- _EXERCISE BRIEF_
The entries below are to be transcribed in full, without their images.

(Dataset entries)
┄┄┄┄┄┄┄┄┄┄

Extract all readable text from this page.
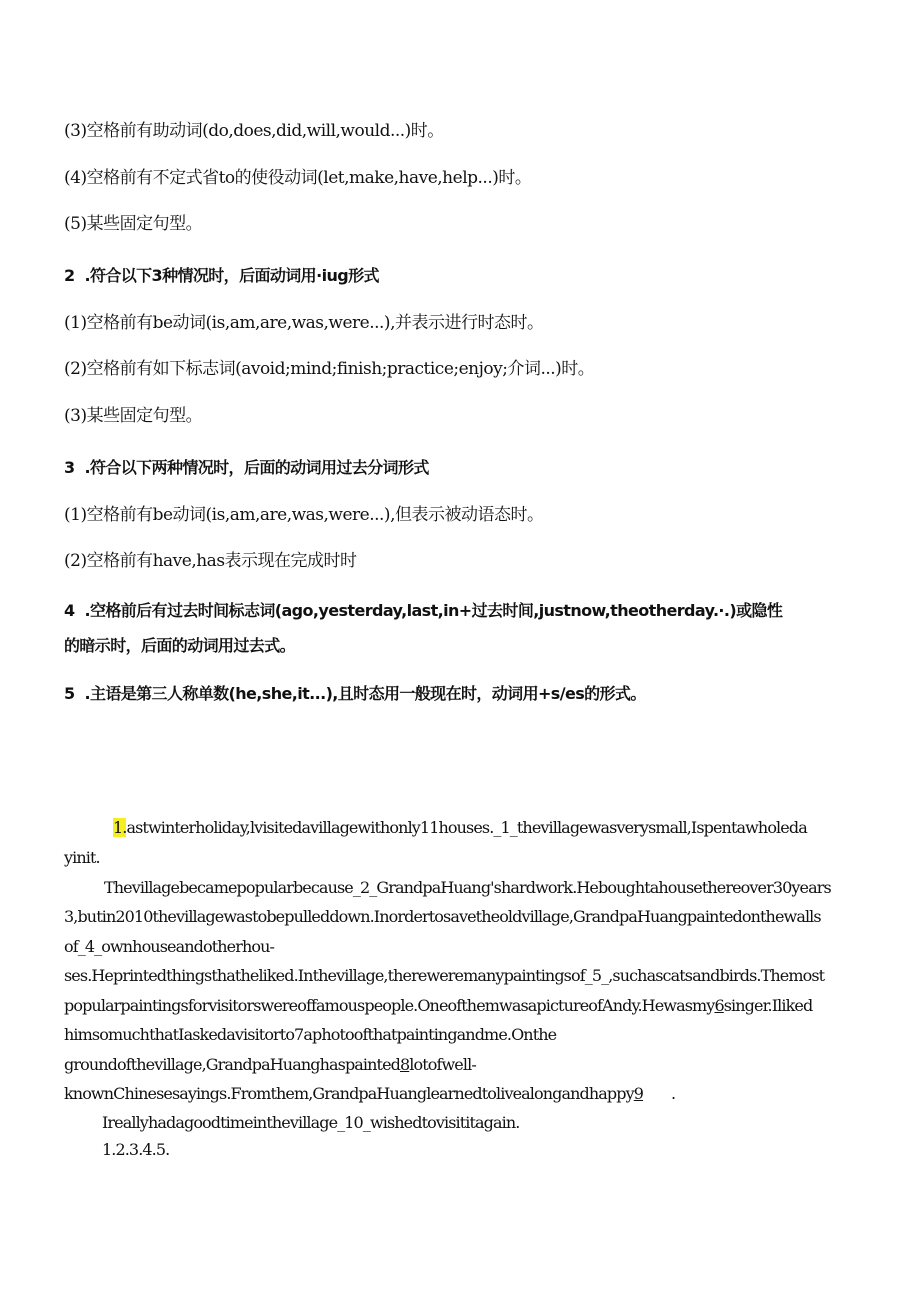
(3)空格前有助动词(do,does,did,will,would...)时。
(4)空格前有不定式省to的使役动词(let,make,have,help...)时。
(5)某些固定句型。
2  .符合以下3种情况时，后面动词用·iug形式
(1)空格前有be动词(is,am,are,was,were...),并表示进行时态时。
(2)空格前有如下标志词(avoid;mind;finish;practice;enjoy;介词...)时。
(3)某些固定句型。
3  .符合以下两种情况时，后面的动词用过去分词形式
(1)空格前有be动词(is,am,are,was,were...),但表示被动语态时。
(2)空格前有have,has表示现在完成时时
4  .空格前后有过去时间标志词(ago,yesterday,last,in+过去时间,justnow,theotherday.·.)或隐性
的暗示时，后面的动词用过去式。
5  .主语是第三人称单数(he,she,it...),且时态用一般现在时，动词用+s∕es的形式。
1.astwinterholiday,lvisitedavillagewithonly11houses._1_thevillagewasverysmall,Ispentawholeda
yinit.
Thevillagebecamepopularbecause_2_GrandpaHuang'shardwork.Heboughtahousethereover30years
3,butin2010thevillagewastobepulleddown.Inordertosavetheoldvillage,GrandpaHuangpaintedonthewalls
of_4_ownhouseandotherhou-
ses.Heprintedthingsthatheliked.Inthevillage,thereweremanypaintingsof_5_,suchascatsandbirds.Themost
popularpaintingsforvisitorswereoffamouspeople.OneofthemwasapictureofAndy.Hewasmy6singer.Iliked
himsomuchthatIaskedavisitorto7aphotoofthatpaintingandme.Onthe
groundofthevillage,GrandpaHuanghaspainted8lotofwell-
knownChinesesayings.Fromthem,GrandpaHuanglearnedtolivealongandhappy9 .
Ireallyhadagoodtimeinthevillage_10_wishedtovisititagain.
1.2.3.4.5.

┄┄┄┄┄┄┄┄┄┄

- _EXERCISE RESPONSE_
Extract all readable text from this page.
(3)空格前有助动词(do,does,did,will,would...)时。
(4)空格前有不定式省to的使役动词(let,make,have,help...)时。
(5)某些固定句型。
2  .符合以下3种情况时，后面动词用·iug形式
(1)空格前有be动词(is,am,are,was,were...),并表示进行时态时。
(2)空格前有如下标志词(avoid;mind;finish;practice;enjoy;介词...)时。
(3)某些固定句型。
3  .符合以下两种情况时，后面的动词用过去分词形式
(1)空格前有be动词(is,am,are,was,were...),但表示被动语态时。
(2)空格前有have,has表示现在完成时时
4  .空格前后有过去时间标志词(ago,yesterday,last,in+过去时间,justnow,theotherday.·.)或隐性
的暗示时，后面的动词用过去式。
5  .主语是第三人称单数(he,she,it...),且时态用一般现在时，动词用+s∕es的形式。
1.astwinterholiday,lvisitedavillagewithonly11houses._1_thevillagewasverysmall,Ispentawholeda
yinit.
Thevillagebecamepopularbecause_2_GrandpaHuang'shardwork.Heboughtahousethereover30years
3,butin2010thevillagewastobepulleddown.Inordertosavetheoldvillage,GrandpaHuangpaintedonthewalls
of_4_ownhouseandotherhou-
ses.Heprintedthingsthatheliked.Inthevillage,thereweremanypaintingsof_5_,suchascatsandbirds.Themost
popularpaintingsforvisitorswereoffamouspeople.OneofthemwasapictureofAndy.Hewasmy6singer.Iliked
himsomuchthatIaskedavisitorto7aphotoofthatpaintingandme.Onthe
groundofthevillage,GrandpaHuanghaspainted8lotofwell-
knownChinesesayings.Fromthem,GrandpaHuanglearnedtolivealongandhappy9 .
Ireallyhadagoodtimeinthevillage_10_wishedtovisititagain.
1.2.3.4.5.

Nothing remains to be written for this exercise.